Required work –
Can the data below be echoed back word for word?

(Records from a collection of figures)
# # #

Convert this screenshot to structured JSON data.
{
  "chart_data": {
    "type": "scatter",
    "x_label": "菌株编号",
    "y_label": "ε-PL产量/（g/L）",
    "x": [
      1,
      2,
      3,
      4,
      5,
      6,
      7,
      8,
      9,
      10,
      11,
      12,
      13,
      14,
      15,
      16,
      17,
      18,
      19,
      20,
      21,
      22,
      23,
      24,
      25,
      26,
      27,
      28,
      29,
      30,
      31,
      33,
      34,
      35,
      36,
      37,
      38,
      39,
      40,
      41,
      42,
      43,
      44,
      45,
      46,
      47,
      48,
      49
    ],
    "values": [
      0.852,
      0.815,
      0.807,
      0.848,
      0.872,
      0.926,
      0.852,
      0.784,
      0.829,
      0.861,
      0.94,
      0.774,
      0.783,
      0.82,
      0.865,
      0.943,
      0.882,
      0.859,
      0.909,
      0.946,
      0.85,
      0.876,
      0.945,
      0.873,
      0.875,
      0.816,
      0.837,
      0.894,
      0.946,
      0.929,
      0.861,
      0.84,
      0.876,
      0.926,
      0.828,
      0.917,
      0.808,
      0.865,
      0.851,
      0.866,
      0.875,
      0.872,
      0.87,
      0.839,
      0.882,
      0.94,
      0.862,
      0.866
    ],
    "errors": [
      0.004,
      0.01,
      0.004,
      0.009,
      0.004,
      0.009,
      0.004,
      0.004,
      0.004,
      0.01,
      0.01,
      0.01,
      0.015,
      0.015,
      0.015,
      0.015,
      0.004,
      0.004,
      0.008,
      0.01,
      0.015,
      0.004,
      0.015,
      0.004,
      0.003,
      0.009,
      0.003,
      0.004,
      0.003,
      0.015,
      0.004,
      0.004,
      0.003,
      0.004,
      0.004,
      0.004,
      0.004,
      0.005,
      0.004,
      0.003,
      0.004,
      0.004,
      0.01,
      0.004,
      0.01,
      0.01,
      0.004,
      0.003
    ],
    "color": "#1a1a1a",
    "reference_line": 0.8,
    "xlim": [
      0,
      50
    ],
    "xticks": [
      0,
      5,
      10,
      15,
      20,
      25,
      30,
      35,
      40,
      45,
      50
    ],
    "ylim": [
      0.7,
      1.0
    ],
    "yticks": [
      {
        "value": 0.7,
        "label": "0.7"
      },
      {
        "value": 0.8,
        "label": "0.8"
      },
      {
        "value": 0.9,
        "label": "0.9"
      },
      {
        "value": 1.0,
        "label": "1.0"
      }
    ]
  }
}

# # #

Answer to the problem –
Convert this screenshot to structured JSON data.
{
  "chart_data": {
    "type": "scatter",
    "x_label": "菌株编号",
    "y_label": "ε-PL产量/（g/L）",
    "x": [
      1,
      2,
      3,
      4,
      5,
      6,
      7,
      8,
      9,
      10,
      11,
      12,
      13,
      14,
      15,
      16,
      17,
      18,
      19,
      20,
      21,
      22,
      23,
      24,
      25,
      26,
      27,
      28,
      29,
      30,
      31,
      33,
      34,
      35,
      36,
      37,
      38,
      39,
      40,
      41,
      42,
      43,
      44,
      45,
      46,
      47,
      48,
      49
    ],
    "values": [
      0.852,
      0.815,
      0.807,
      0.848,
      0.872,
      0.926,
      0.852,
      0.784,
      0.829,
      0.861,
      0.94,
      0.774,
      0.783,
      0.82,
      0.865,
      0.943,
      0.882,
      0.859,
      0.909,
      0.946,
      0.85,
      0.876,
      0.945,
      0.873,
      0.875,
      0.816,
      0.837,
      0.894,
      0.946,
      0.929,
      0.861,
      0.84,
      0.876,
      0.926,
      0.828,
      0.917,
      0.808,
      0.865,
      0.851,
      0.866,
      0.875,
      0.872,
      0.87,
      0.839,
      0.882,
      0.94,
      0.862,
      0.866
    ],
    "errors": [
      0.004,
      0.01,
      0.004,
      0.009,
      0.004,
      0.009,
      0.004,
      0.004,
      0.004,
      0.01,
      0.01,
      0.01,
      0.015,
      0.015,
      0.015,
      0.015,
      0.004,
      0.004,
      0.008,
      0.01,
      0.015,
      0.004,
      0.015,
      0.004,
      0.003,
      0.009,
      0.003,
      0.004,
      0.003,
      0.015,
      0.004,
      0.004,
      0.003,
      0.004,
      0.004,
      0.004,
      0.004,
      0.005,
      0.004,
      0.003,
      0.004,
      0.004,
      0.01,
      0.004,
      0.01,
      0.01,
      0.004,
      0.003
    ],
    "color": "#1a1a1a",
    "reference_line": 0.8,
    "xlim": [
      0,
      50
    ],
    "xticks": [
      0,
      5,
      10,
      15,
      20,
      25,
      30,
      35,
      40,
      45,
      50
    ],
    "ylim": [
      0.7,
      1.0
    ],
    "yticks": [
      {
        "value": 0.7,
        "label": "0.7"
      },
      {
        "value": 0.8,
        "label": "0.8"
      },
      {
        "value": 0.9,
        "label": "0.9"
      },
      {
        "value": 1.0,
        "label": "1.0"
      }
    ]
  }
}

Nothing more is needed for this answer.